# TASK GOAL
Return a copy of every line in the records that includes the word "content".

[Begin DATA ROWS]

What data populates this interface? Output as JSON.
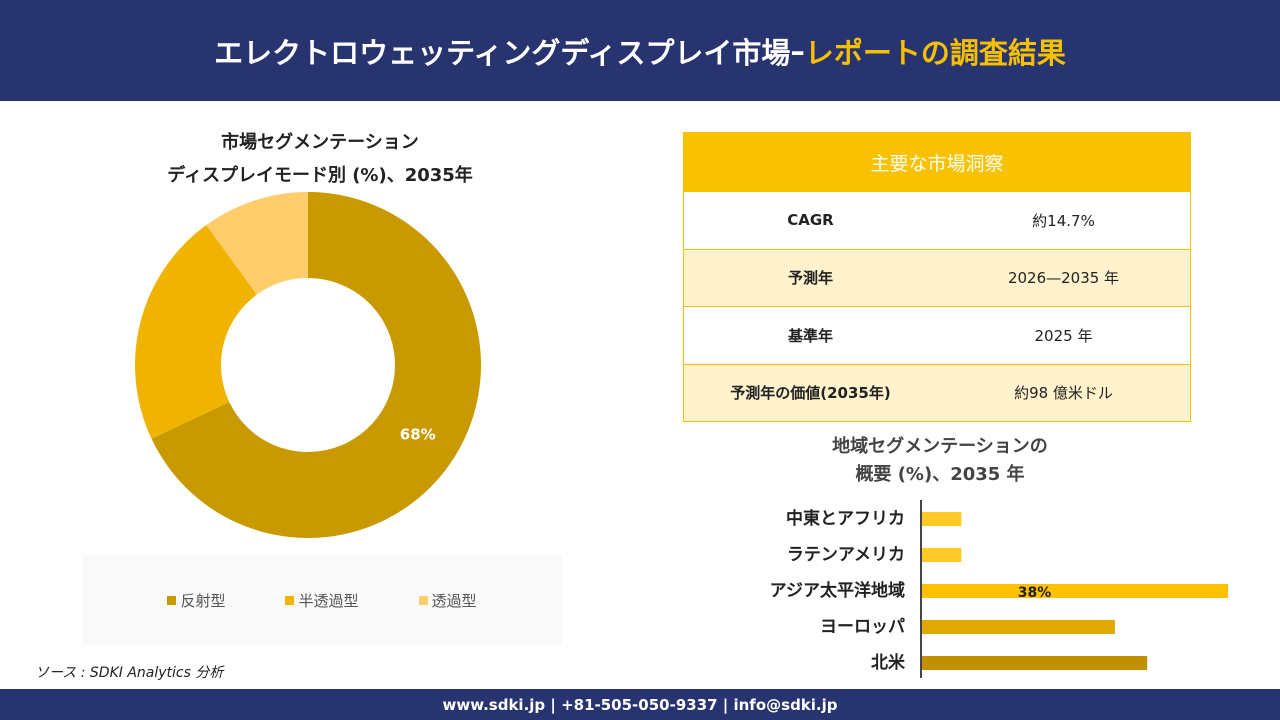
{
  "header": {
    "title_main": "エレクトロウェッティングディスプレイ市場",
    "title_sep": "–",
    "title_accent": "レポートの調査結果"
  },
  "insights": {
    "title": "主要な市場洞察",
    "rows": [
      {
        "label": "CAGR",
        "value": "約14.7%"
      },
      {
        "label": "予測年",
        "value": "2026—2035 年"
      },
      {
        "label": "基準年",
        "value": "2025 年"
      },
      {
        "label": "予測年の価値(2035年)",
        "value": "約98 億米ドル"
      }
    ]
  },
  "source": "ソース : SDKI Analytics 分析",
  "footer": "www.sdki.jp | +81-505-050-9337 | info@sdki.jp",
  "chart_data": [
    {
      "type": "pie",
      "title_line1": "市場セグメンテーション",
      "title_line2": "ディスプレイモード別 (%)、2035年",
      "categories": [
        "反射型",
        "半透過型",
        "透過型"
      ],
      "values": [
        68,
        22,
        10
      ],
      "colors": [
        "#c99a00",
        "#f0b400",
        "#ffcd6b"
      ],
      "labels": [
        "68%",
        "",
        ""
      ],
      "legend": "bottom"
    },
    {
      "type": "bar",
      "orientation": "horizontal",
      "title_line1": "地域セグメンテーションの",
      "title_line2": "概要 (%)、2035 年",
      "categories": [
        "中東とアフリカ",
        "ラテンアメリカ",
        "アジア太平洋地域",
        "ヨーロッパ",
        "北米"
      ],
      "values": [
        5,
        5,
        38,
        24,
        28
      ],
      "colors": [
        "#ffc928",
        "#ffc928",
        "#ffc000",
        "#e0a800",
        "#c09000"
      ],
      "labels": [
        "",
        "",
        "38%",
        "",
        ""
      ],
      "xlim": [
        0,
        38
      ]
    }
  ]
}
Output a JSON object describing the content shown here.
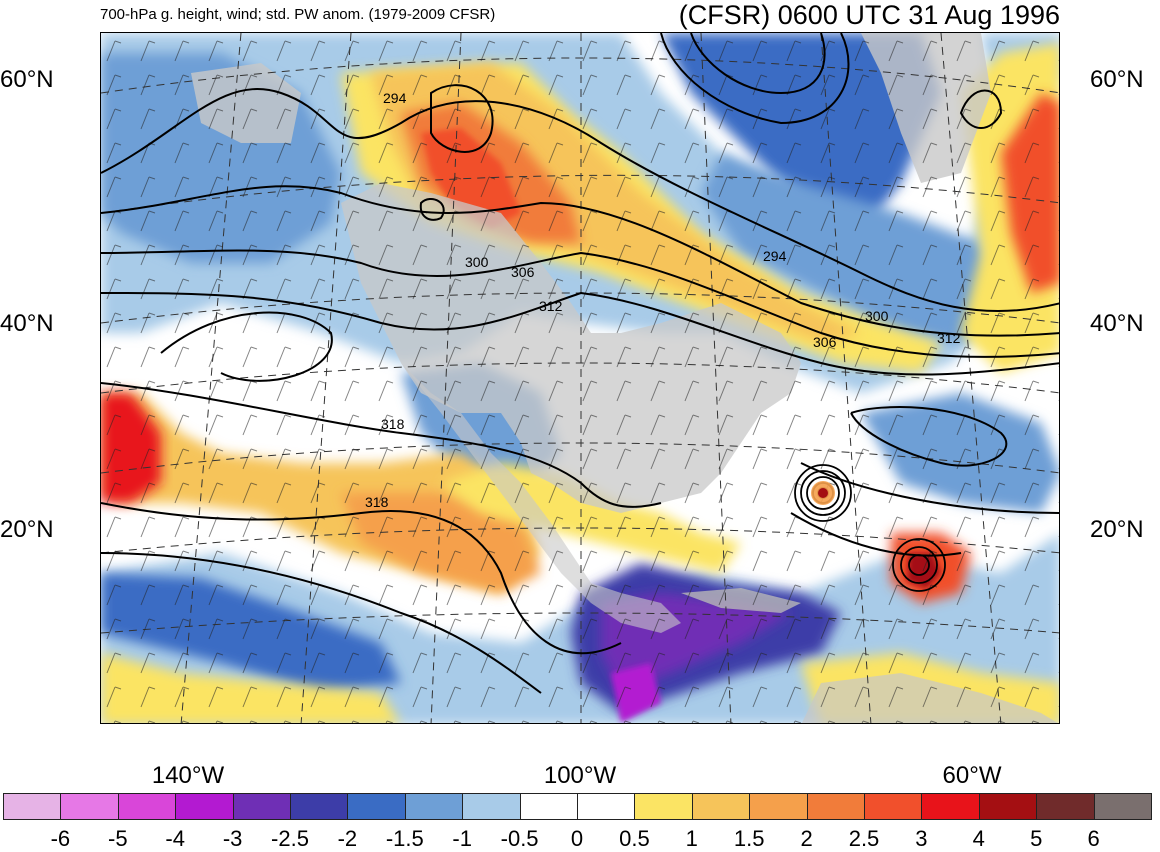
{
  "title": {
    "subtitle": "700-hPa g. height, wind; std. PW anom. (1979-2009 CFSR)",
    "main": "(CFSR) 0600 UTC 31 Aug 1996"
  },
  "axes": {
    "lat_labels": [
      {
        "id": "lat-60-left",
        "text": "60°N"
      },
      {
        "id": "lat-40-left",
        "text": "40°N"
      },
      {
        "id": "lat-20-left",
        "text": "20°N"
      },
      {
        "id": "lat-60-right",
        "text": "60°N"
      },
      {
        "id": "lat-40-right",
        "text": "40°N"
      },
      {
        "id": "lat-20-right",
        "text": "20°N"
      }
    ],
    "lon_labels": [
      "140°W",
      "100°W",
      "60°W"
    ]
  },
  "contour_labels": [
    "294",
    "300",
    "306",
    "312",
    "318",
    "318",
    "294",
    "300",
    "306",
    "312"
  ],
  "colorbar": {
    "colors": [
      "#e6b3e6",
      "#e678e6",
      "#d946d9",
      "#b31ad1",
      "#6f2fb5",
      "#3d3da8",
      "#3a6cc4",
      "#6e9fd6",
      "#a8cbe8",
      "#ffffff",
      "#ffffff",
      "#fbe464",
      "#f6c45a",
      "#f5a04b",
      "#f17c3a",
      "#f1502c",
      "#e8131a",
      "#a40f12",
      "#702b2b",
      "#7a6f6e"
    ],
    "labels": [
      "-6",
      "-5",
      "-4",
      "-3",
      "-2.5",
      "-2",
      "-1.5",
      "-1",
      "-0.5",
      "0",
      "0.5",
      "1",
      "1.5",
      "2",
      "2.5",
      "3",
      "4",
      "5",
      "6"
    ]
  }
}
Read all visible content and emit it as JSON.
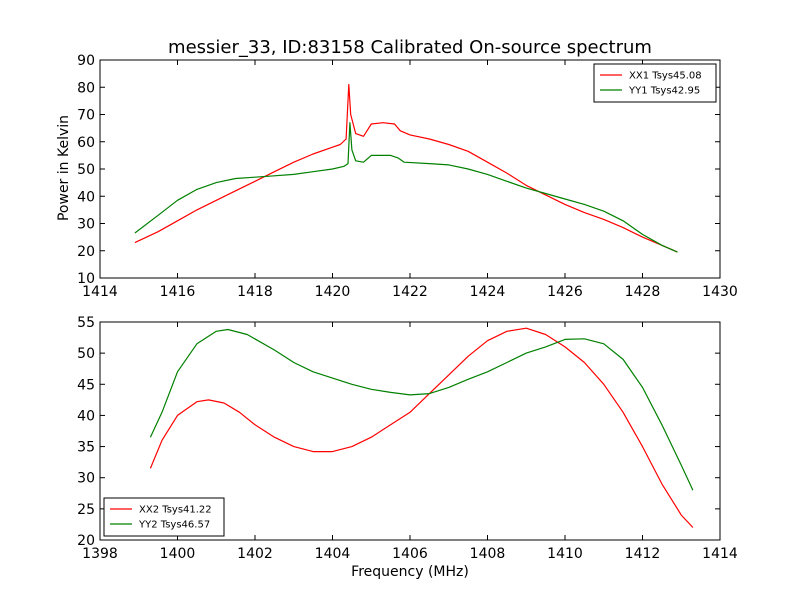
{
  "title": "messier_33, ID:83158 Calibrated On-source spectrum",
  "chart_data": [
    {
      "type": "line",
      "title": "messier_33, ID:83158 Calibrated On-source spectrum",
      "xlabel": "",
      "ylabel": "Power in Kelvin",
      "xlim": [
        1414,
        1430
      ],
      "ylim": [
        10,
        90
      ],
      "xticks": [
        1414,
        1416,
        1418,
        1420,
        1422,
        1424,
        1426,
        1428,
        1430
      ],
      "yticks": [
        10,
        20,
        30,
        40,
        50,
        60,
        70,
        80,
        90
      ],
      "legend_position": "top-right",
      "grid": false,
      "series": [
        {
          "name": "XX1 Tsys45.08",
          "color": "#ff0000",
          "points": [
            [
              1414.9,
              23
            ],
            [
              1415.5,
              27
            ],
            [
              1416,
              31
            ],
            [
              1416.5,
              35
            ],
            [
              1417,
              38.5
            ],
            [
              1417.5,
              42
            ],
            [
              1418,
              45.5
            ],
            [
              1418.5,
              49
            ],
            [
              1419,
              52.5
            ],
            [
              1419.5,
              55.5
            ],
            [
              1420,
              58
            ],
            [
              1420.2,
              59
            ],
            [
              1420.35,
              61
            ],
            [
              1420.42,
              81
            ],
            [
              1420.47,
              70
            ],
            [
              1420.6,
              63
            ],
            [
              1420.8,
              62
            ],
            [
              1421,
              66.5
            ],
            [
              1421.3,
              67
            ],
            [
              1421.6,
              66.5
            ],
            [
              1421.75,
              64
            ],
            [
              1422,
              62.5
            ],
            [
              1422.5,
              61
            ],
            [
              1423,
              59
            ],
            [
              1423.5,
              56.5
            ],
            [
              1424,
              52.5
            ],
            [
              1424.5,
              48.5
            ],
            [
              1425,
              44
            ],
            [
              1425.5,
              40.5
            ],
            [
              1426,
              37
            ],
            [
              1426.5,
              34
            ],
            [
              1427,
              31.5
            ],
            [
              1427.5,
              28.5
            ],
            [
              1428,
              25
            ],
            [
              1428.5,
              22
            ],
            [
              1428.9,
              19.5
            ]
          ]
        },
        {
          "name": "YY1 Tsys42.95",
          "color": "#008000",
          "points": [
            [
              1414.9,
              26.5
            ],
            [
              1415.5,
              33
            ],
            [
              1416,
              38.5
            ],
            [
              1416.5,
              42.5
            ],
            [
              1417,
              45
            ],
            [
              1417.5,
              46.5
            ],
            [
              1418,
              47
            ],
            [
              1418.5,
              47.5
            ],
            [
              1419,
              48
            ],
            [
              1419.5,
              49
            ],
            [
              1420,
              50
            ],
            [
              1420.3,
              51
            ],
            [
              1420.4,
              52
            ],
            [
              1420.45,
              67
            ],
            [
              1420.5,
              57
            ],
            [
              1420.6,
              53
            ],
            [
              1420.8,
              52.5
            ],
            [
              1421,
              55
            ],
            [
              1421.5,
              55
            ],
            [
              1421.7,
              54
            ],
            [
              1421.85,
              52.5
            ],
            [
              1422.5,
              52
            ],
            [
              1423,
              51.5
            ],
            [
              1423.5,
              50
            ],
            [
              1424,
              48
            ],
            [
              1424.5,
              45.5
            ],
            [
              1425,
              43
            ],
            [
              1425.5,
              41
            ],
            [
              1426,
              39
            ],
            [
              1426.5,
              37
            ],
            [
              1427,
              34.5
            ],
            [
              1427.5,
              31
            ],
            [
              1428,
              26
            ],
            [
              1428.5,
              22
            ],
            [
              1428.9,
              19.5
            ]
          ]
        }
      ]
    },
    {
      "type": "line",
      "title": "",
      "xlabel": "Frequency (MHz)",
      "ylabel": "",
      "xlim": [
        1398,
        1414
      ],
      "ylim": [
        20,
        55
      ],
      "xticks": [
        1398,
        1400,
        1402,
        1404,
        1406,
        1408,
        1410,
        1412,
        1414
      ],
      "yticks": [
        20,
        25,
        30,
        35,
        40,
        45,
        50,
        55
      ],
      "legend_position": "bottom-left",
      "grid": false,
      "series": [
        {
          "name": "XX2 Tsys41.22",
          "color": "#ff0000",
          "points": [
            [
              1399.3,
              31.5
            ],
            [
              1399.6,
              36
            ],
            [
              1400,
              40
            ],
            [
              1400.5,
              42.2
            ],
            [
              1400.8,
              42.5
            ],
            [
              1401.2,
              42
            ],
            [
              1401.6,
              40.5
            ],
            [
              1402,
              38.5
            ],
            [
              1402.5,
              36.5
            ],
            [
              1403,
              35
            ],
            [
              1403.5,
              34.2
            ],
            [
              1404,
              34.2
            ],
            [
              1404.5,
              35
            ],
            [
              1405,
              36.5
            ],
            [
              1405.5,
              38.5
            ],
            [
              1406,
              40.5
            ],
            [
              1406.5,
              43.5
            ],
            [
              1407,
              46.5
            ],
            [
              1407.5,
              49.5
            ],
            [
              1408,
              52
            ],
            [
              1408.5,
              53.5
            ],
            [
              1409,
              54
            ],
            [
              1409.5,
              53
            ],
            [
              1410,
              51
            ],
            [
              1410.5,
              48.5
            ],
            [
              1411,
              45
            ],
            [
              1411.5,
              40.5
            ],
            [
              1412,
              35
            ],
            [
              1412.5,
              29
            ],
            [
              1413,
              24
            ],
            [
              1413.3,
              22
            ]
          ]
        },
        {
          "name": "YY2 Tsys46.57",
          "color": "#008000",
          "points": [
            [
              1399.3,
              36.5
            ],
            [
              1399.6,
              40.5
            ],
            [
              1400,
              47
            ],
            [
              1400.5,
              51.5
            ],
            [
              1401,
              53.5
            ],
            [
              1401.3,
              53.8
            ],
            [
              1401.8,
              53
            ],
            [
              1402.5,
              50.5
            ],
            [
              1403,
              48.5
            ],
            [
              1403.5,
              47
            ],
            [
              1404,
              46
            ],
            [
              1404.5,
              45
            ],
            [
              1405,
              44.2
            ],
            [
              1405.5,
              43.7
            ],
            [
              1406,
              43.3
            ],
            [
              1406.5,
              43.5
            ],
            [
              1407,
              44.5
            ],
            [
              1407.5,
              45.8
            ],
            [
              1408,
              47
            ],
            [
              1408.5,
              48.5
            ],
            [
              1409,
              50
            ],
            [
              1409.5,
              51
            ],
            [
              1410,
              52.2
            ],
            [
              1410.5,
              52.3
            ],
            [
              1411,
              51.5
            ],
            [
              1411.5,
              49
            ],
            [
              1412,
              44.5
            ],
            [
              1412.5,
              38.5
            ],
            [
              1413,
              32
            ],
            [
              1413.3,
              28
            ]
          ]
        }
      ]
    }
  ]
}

[End DATA ROWS]

# TASK SOLUTION
Output a JSON object describing the content shown here.
Read all visible content and emit it as JSON.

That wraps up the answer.